PROBLEM DETAILS
Output every line of the material exactly, omitting images.

RECORDED DATA
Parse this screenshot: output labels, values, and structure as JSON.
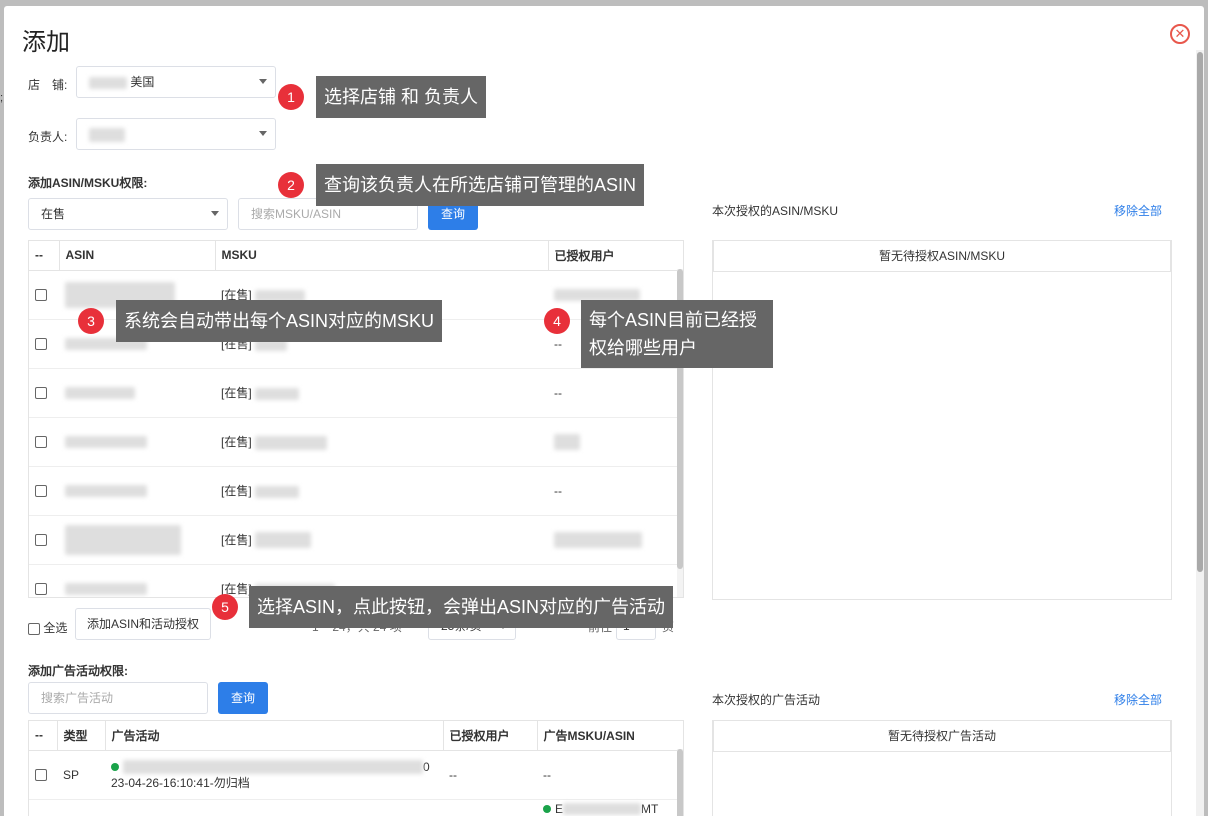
{
  "modal": {
    "title": "添加",
    "close_symbol": "✕"
  },
  "shop": {
    "label": "店　铺:",
    "value": "美国"
  },
  "owner": {
    "label": "负责人:"
  },
  "asin_section": {
    "title": "添加ASIN/MSKU权限:",
    "status_select": "在售",
    "search_placeholder": "搜索MSKU/ASIN",
    "query_button": "查询",
    "columns": [
      "--",
      "ASIN",
      "MSKU",
      "已授权用户"
    ],
    "rows": [
      {
        "msku_prefix": "[在售]",
        "users": ""
      },
      {
        "msku_prefix": "[在售]",
        "users": "--"
      },
      {
        "msku_prefix": "[在售]",
        "users": "--"
      },
      {
        "msku_prefix": "[在售]",
        "users": ""
      },
      {
        "msku_prefix": "[在售]",
        "users": "--"
      },
      {
        "msku_prefix": "[在售]",
        "users": ""
      },
      {
        "msku_prefix": "[在售]",
        "users": "--"
      }
    ],
    "select_all": "全选",
    "add_button": "添加ASIN和活动授权",
    "pager_text": "1 ~ 24，共 24 项",
    "page_size": "25条/页",
    "prev": "<",
    "next": ">",
    "goto_label": "前往",
    "goto_value": "1",
    "page_unit": "页"
  },
  "asin_right": {
    "title": "本次授权的ASIN/MSKU",
    "remove_all": "移除全部",
    "empty": "暂无待授权ASIN/MSKU"
  },
  "ad_section": {
    "title": "添加广告活动权限:",
    "search_placeholder": "搜索广告活动",
    "query_button": "查询",
    "columns": [
      "--",
      "类型",
      "广告活动",
      "已授权用户",
      "广告MSKU/ASIN"
    ],
    "rows": [
      {
        "type": "SP",
        "name_tail": "0",
        "date": "23-04-26-16:10:41-勿归档",
        "users": "--",
        "msku": "--"
      }
    ],
    "partial_row": {
      "msku_start": "E",
      "msku_end": "MT"
    }
  },
  "ad_right": {
    "title": "本次授权的广告活动",
    "remove_all": "移除全部",
    "empty": "暂无待授权广告活动"
  },
  "callouts": [
    {
      "num": "1",
      "text": "选择店铺 和 负责人"
    },
    {
      "num": "2",
      "text": "查询该负责人在所选店铺可管理的ASIN"
    },
    {
      "num": "3",
      "text": "系统会自动带出每个ASIN对应的MSKU"
    },
    {
      "num": "4",
      "text": "每个ASIN目前已经授权给哪些用户"
    },
    {
      "num": "5",
      "text": "选择ASIN，点此按钮，会弹出ASIN对应的广告活动"
    }
  ]
}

EXERCISE OUTPUT
Parse this screenshot: output labels, values, and structure as JSON.
{
  "modal": {
    "title": "添加",
    "close_symbol": "✕"
  },
  "shop": {
    "label": "店　铺:",
    "value": "美国"
  },
  "owner": {
    "label": "负责人:"
  },
  "asin_section": {
    "title": "添加ASIN/MSKU权限:",
    "status_select": "在售",
    "search_placeholder": "搜索MSKU/ASIN",
    "query_button": "查询",
    "columns": [
      "--",
      "ASIN",
      "MSKU",
      "已授权用户"
    ],
    "rows": [
      {
        "msku_prefix": "[在售]",
        "users": ""
      },
      {
        "msku_prefix": "[在售]",
        "users": "--"
      },
      {
        "msku_prefix": "[在售]",
        "users": "--"
      },
      {
        "msku_prefix": "[在售]",
        "users": ""
      },
      {
        "msku_prefix": "[在售]",
        "users": "--"
      },
      {
        "msku_prefix": "[在售]",
        "users": ""
      },
      {
        "msku_prefix": "[在售]",
        "users": "--"
      }
    ],
    "select_all": "全选",
    "add_button": "添加ASIN和活动授权",
    "pager_text": "1 ~ 24，共 24 项",
    "page_size": "25条/页",
    "prev": "<",
    "next": ">",
    "goto_label": "前往",
    "goto_value": "1",
    "page_unit": "页"
  },
  "asin_right": {
    "title": "本次授权的ASIN/MSKU",
    "remove_all": "移除全部",
    "empty": "暂无待授权ASIN/MSKU"
  },
  "ad_section": {
    "title": "添加广告活动权限:",
    "search_placeholder": "搜索广告活动",
    "query_button": "查询",
    "columns": [
      "--",
      "类型",
      "广告活动",
      "已授权用户",
      "广告MSKU/ASIN"
    ],
    "rows": [
      {
        "type": "SP",
        "name_tail": "0",
        "date": "23-04-26-16:10:41-勿归档",
        "users": "--",
        "msku": "--"
      }
    ],
    "partial_row": {
      "msku_start": "E",
      "msku_end": "MT"
    }
  },
  "ad_right": {
    "title": "本次授权的广告活动",
    "remove_all": "移除全部",
    "empty": "暂无待授权广告活动"
  },
  "callouts": [
    {
      "num": "1",
      "text": "选择店铺 和 负责人"
    },
    {
      "num": "2",
      "text": "查询该负责人在所选店铺可管理的ASIN"
    },
    {
      "num": "3",
      "text": "系统会自动带出每个ASIN对应的MSKU"
    },
    {
      "num": "4",
      "text": "每个ASIN目前已经授权给哪些用户"
    },
    {
      "num": "5",
      "text": "选择ASIN，点此按钮，会弹出ASIN对应的广告活动"
    }
  ]
}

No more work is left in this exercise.